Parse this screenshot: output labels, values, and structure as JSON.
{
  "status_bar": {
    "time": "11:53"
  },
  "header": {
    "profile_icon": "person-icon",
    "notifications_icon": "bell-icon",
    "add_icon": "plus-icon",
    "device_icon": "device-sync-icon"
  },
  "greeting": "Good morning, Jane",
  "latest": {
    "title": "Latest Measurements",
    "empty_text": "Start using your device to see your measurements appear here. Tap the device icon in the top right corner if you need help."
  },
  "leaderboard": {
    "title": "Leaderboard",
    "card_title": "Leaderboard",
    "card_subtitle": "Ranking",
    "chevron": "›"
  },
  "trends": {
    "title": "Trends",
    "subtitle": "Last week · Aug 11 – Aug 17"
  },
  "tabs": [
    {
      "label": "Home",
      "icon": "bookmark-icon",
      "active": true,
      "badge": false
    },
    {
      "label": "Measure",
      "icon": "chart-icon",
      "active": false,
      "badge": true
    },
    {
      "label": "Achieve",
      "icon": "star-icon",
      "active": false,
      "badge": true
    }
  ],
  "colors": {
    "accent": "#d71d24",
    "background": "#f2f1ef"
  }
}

--

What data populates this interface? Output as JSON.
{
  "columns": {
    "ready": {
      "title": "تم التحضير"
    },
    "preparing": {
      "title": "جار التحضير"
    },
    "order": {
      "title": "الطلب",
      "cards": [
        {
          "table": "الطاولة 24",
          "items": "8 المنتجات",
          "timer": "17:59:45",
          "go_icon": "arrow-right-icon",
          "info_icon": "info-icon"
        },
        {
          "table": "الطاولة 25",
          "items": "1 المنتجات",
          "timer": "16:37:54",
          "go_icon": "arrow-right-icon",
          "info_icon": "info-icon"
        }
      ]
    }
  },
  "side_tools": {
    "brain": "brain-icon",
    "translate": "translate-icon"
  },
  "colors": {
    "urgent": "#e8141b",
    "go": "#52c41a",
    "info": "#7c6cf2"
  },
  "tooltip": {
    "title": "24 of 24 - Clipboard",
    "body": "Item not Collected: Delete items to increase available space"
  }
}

### Problem requirements
Extract every line from the records above that contains the word "device".

### Solution for this problem
    "device_icon": "device-sync-icon"
    "empty_text": "Start using your device to see your measurements appear here. Tap the device icon in the top right corner if you need help."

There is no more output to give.